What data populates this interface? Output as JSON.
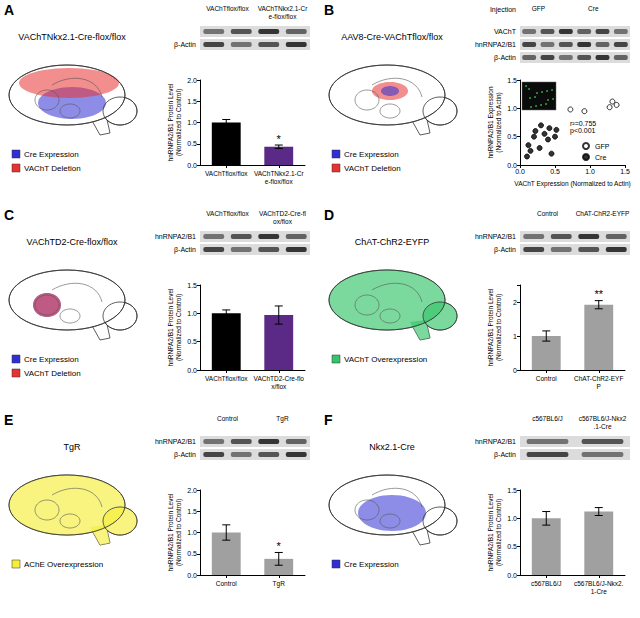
{
  "chart_data": [
    {
      "panel": "A",
      "type": "bar",
      "title": "VAChTNkx2.1-Cre-flox/flox",
      "categories": [
        "VAChTflox/flox",
        "VAChTNkx2.1-Cre-flox/flox"
      ],
      "values": [
        1.0,
        0.43
      ],
      "errors": [
        0.07,
        0.04
      ],
      "colors": [
        "#000000",
        "#5b2a86"
      ],
      "annotations": [
        null,
        "*"
      ],
      "ylabel": "hnRNPA2/B1 Protein Level\n(Normalized to Control)",
      "ylim": [
        0,
        2
      ],
      "yticks": [
        {
          "value": 0,
          "label": "0.0"
        },
        {
          "value": 0.5,
          "label": "0.5"
        },
        {
          "value": 1,
          "label": "1.0"
        },
        {
          "value": 1.5,
          "label": "1.5"
        },
        {
          "value": 2,
          "label": "2.0"
        }
      ],
      "grid": false,
      "blot_columns": [
        "VAChTflox/flox",
        "VAChTNkx2.1-Cre-flox/flox"
      ],
      "blot_rows": [
        null,
        "β-Actin"
      ],
      "diagram_legend": [
        {
          "label": "Cre Expression",
          "color": "#2f2fd6"
        },
        {
          "label": "VAChT Deletion",
          "color": "#e8322f"
        }
      ]
    },
    {
      "panel": "B",
      "type": "scatter",
      "title": "AAV8-Cre-VAChTflox/flox",
      "series": [
        {
          "name": "GFP",
          "color": "#000000",
          "marker": "open",
          "x": [
            0.72,
            0.92,
            1.28,
            1.32,
            1.38
          ],
          "values": [
            0.98,
            0.95,
            1.02,
            1.12,
            1.06
          ]
        },
        {
          "name": "Cre",
          "color": "#000000",
          "marker": "filled",
          "x": [
            0.1,
            0.12,
            0.15,
            0.2,
            0.22,
            0.28,
            0.3,
            0.35,
            0.4,
            0.42,
            0.45,
            0.5,
            0.52
          ],
          "values": [
            0.15,
            0.35,
            0.25,
            0.5,
            0.6,
            0.3,
            0.7,
            0.55,
            0.45,
            0.65,
            0.2,
            0.5,
            0.62
          ]
        }
      ],
      "xlabel": "VAChT Expression (Normalized to Actin)",
      "ylabel": "hnRNPA2/B1 Expression\n(Normalized to Actin)",
      "xlim": [
        0,
        1.5
      ],
      "xticks": [
        {
          "value": 0,
          "label": "0.0"
        },
        {
          "value": 0.5,
          "label": "0.5"
        },
        {
          "value": 1,
          "label": "1.0"
        },
        {
          "value": 1.5,
          "label": "1.5"
        }
      ],
      "ylim": [
        0,
        1.5
      ],
      "yticks": [
        {
          "value": 0,
          "label": "0.0"
        },
        {
          "value": 0.5,
          "label": "0.5"
        },
        {
          "value": 1,
          "label": "1.0"
        },
        {
          "value": 1.5,
          "label": "1.5"
        }
      ],
      "grid": false,
      "annotation": "r²=0.755\np<0.001",
      "legend": "lower right",
      "blot_header": "Injection",
      "blot_columns": [
        "GFP",
        "Cre"
      ],
      "blot_rows": [
        "VAChT",
        "hnRNPA2/B1",
        "β-Actin"
      ],
      "diagram_legend": [
        {
          "label": "Cre Expression",
          "color": "#2f2fd6"
        },
        {
          "label": "VAChT Deletion",
          "color": "#e8322f"
        }
      ]
    },
    {
      "panel": "C",
      "type": "bar",
      "title": "VAChTD2-Cre-flox/flox",
      "categories": [
        "VAChTflox/flox",
        "VAChTD2-Cre-flox/flox"
      ],
      "values": [
        1.0,
        0.97
      ],
      "errors": [
        0.06,
        0.16
      ],
      "colors": [
        "#000000",
        "#5b2a86"
      ],
      "annotations": [
        null,
        null
      ],
      "ylabel": "hnRNPA2/B1 Protein Level\n(Normalized to Control)",
      "ylim": [
        0,
        1.5
      ],
      "yticks": [
        {
          "value": 0,
          "label": "0.0"
        },
        {
          "value": 0.5,
          "label": "0.5"
        },
        {
          "value": 1,
          "label": "1.0"
        },
        {
          "value": 1.5,
          "label": "1.5"
        }
      ],
      "grid": false,
      "blot_columns": [
        "VAChTflox/flox",
        "VAChTD2-Cre-flox/flox"
      ],
      "blot_rows": [
        "hnRNPA2/B1",
        "β-Actin"
      ],
      "diagram_legend": [
        {
          "label": "Cre Expression",
          "color": "#2f2fd6"
        },
        {
          "label": "VAChT Deletion",
          "color": "#e8322f"
        }
      ]
    },
    {
      "panel": "D",
      "type": "bar",
      "title": "ChAT-ChR2-EYFP",
      "categories": [
        "Control",
        "ChAT-ChR2-EYFP"
      ],
      "values": [
        1.0,
        1.92
      ],
      "errors": [
        0.15,
        0.12
      ],
      "colors": [
        "#a0a0a0",
        "#a0a0a0"
      ],
      "annotations": [
        null,
        "**"
      ],
      "ylabel": "hnRNPA2/B1 Protein Level\n(Normalized to Control)",
      "ylim": [
        0,
        2.5
      ],
      "yticks": [
        0,
        1,
        2
      ],
      "grid": false,
      "blot_columns": [
        "Control",
        "ChAT-ChR2-EYFP"
      ],
      "blot_rows": [
        "hnRNPA2/B1",
        "β-Actin"
      ],
      "diagram_legend": [
        {
          "label": "VAChT Overexpression",
          "color": "#35c46a"
        }
      ]
    },
    {
      "panel": "E",
      "type": "bar",
      "title": "TgR",
      "categories": [
        "Control",
        "TgR"
      ],
      "values": [
        1.0,
        0.38
      ],
      "errors": [
        0.18,
        0.15
      ],
      "colors": [
        "#a0a0a0",
        "#a0a0a0"
      ],
      "annotations": [
        null,
        "*"
      ],
      "ylabel": "hnRNPA2/B1 Protein Level\n(Normalized to Control)",
      "ylim": [
        0,
        2
      ],
      "yticks": [
        {
          "value": 0,
          "label": "0.0"
        },
        {
          "value": 0.5,
          "label": "0.5"
        },
        {
          "value": 1,
          "label": "1.0"
        },
        {
          "value": 1.5,
          "label": "1.5"
        },
        {
          "value": 2,
          "label": "2.0"
        }
      ],
      "grid": false,
      "blot_columns": [
        "Control",
        "TgR"
      ],
      "blot_rows": [
        "hnRNPA2/B1",
        "β-Actin"
      ],
      "diagram_legend": [
        {
          "label": "AChE Overexpression",
          "color": "#f5ee3a"
        }
      ]
    },
    {
      "panel": "F",
      "type": "bar",
      "title": "Nkx2.1-Cre",
      "categories": [
        "c567BL6/J",
        "c567BL6/J-Nkx2.1-Cre"
      ],
      "values": [
        1.0,
        1.12
      ],
      "errors": [
        0.12,
        0.07
      ],
      "colors": [
        "#a0a0a0",
        "#a0a0a0"
      ],
      "annotations": [
        null,
        null
      ],
      "ylabel": "hnRNPA2/B1 Protein Level\n(Normalized to Control)",
      "ylim": [
        0,
        1.5
      ],
      "yticks": [
        {
          "value": 0,
          "label": "0.0"
        },
        {
          "value": 0.5,
          "label": "0.5"
        },
        {
          "value": 1,
          "label": "1.0"
        },
        {
          "value": 1.5,
          "label": "1.5"
        }
      ],
      "grid": false,
      "blot_columns": [
        "c567BL6/J",
        "c567BL6/J-Nkx2.1-Cre"
      ],
      "blot_rows": [
        "hnRNPA2/B1",
        "β-Actin"
      ],
      "diagram_legend": [
        {
          "label": "Cre Expression",
          "color": "#2f2fd6"
        }
      ]
    }
  ]
}
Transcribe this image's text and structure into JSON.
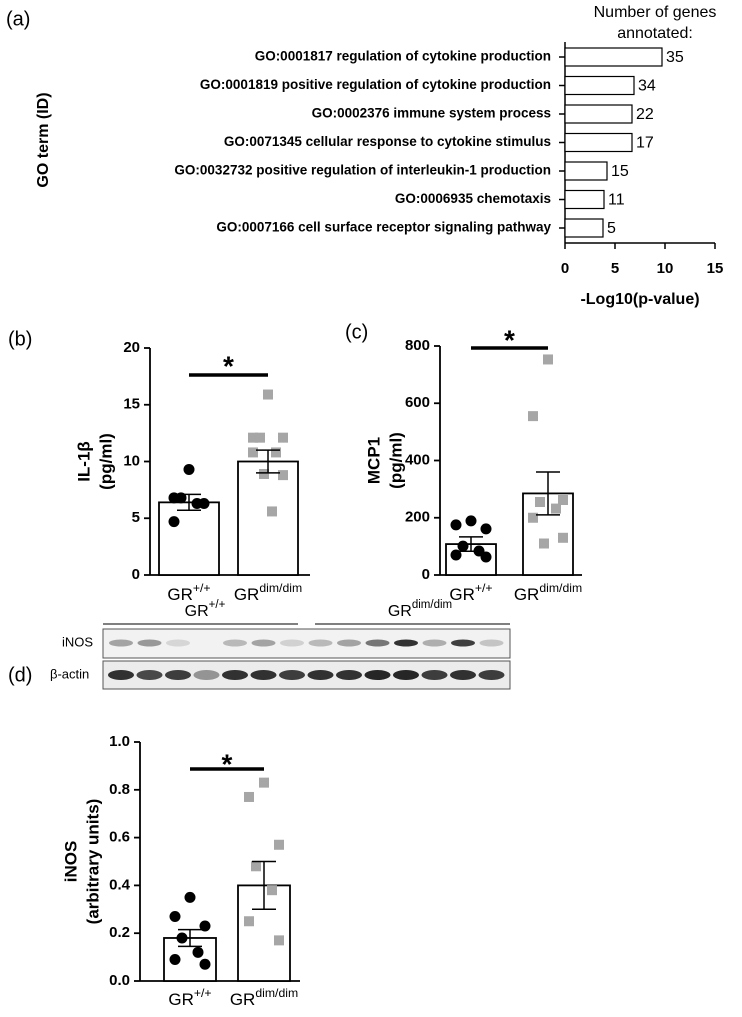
{
  "chart_data": [
    {
      "type": "hbar",
      "panel": "(a)",
      "annotation_title": [
        "Number of genes",
        "annotated:"
      ],
      "ylabel": "GO term (ID)",
      "xlabel": "-Log10(p-value)",
      "categories": [
        "GO:0001817 regulation of cytokine production",
        "GO:0001819 positive regulation of cytokine production",
        "GO:0002376 immune system process",
        "GO:0071345 cellular response to cytokine stimulus",
        "GO:0032732 positive regulation of interleukin-1 production",
        "GO:0006935 chemotaxis",
        "GO:0007166 cell surface receptor signaling pathway"
      ],
      "values": [
        9.7,
        6.9,
        6.7,
        6.7,
        4.2,
        3.9,
        3.8
      ],
      "annotations": [
        35,
        34,
        22,
        17,
        15,
        11,
        5
      ],
      "color": "#ffffff",
      "xlim": [
        0,
        15
      ],
      "xticks": [
        0,
        5,
        10,
        15
      ]
    },
    {
      "type": "bar_scatter",
      "panel": "(b)",
      "ylabel": [
        "IL-1β",
        "(pg/ml)"
      ],
      "categories": [
        "GR",
        "GR"
      ],
      "category_superscripts": [
        "+/+",
        "dim/dim"
      ],
      "values": [
        6.4,
        10.0
      ],
      "errors": [
        0.7,
        1.0
      ],
      "points": [
        [
          9.3,
          6.8,
          6.3,
          6.8,
          6.3,
          4.7
        ],
        [
          15.9,
          12.1,
          12.1,
          12.1,
          10.8,
          10.8,
          8.8,
          8.9,
          5.6
        ]
      ],
      "point_colors": [
        "#000000",
        "#a6a6a6"
      ],
      "markers": [
        "circle",
        "square"
      ],
      "significance": "*",
      "ylim": [
        0,
        20
      ],
      "yticks": [
        0,
        5,
        10,
        15,
        20
      ]
    },
    {
      "type": "bar_scatter",
      "panel": "(c)",
      "ylabel": [
        "MCP1",
        "(pg/ml)"
      ],
      "categories": [
        "GR",
        "GR"
      ],
      "category_superscripts": [
        "+/+",
        "dim/dim"
      ],
      "values": [
        108,
        285
      ],
      "errors": [
        25,
        75
      ],
      "points": [
        [
          189,
          175,
          161,
          101,
          84,
          70,
          63
        ],
        [
          753,
          555,
          262,
          255,
          232,
          200,
          130,
          110
        ]
      ],
      "point_colors": [
        "#000000",
        "#a6a6a6"
      ],
      "markers": [
        "circle",
        "square"
      ],
      "significance": "*",
      "ylim": [
        0,
        800
      ],
      "yticks": [
        0,
        200,
        400,
        600,
        800
      ]
    },
    {
      "type": "bar_scatter",
      "panel": "(d)",
      "ylabel": [
        "iNOS",
        "(arbitrary units)"
      ],
      "blot_rows": [
        "iNOS",
        "β-actin"
      ],
      "categories": [
        "GR",
        "GR"
      ],
      "category_superscripts": [
        "+/+",
        "dim/dim"
      ],
      "values": [
        0.18,
        0.4
      ],
      "errors": [
        0.035,
        0.1
      ],
      "points": [
        [
          0.35,
          0.27,
          0.23,
          0.18,
          0.12,
          0.09,
          0.07
        ],
        [
          0.83,
          0.77,
          0.57,
          0.48,
          0.38,
          0.25,
          0.17
        ]
      ],
      "point_colors": [
        "#000000",
        "#a6a6a6"
      ],
      "markers": [
        "circle",
        "square"
      ],
      "significance": "*",
      "ylim": [
        0,
        1
      ],
      "yticks": [
        {
          "value": 0,
          "label": "0.0"
        },
        0.2,
        0.4,
        0.6,
        0.8,
        {
          "value": 1,
          "label": "1.0"
        }
      ]
    }
  ]
}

--------

[Prompt]
Where a line in the entries holds "xlabel", copy that line.

[Response area]
      "xlabel": "VAChT Expression (Normalized to Actin)",
      "xlabel": "-Log10(p-value)",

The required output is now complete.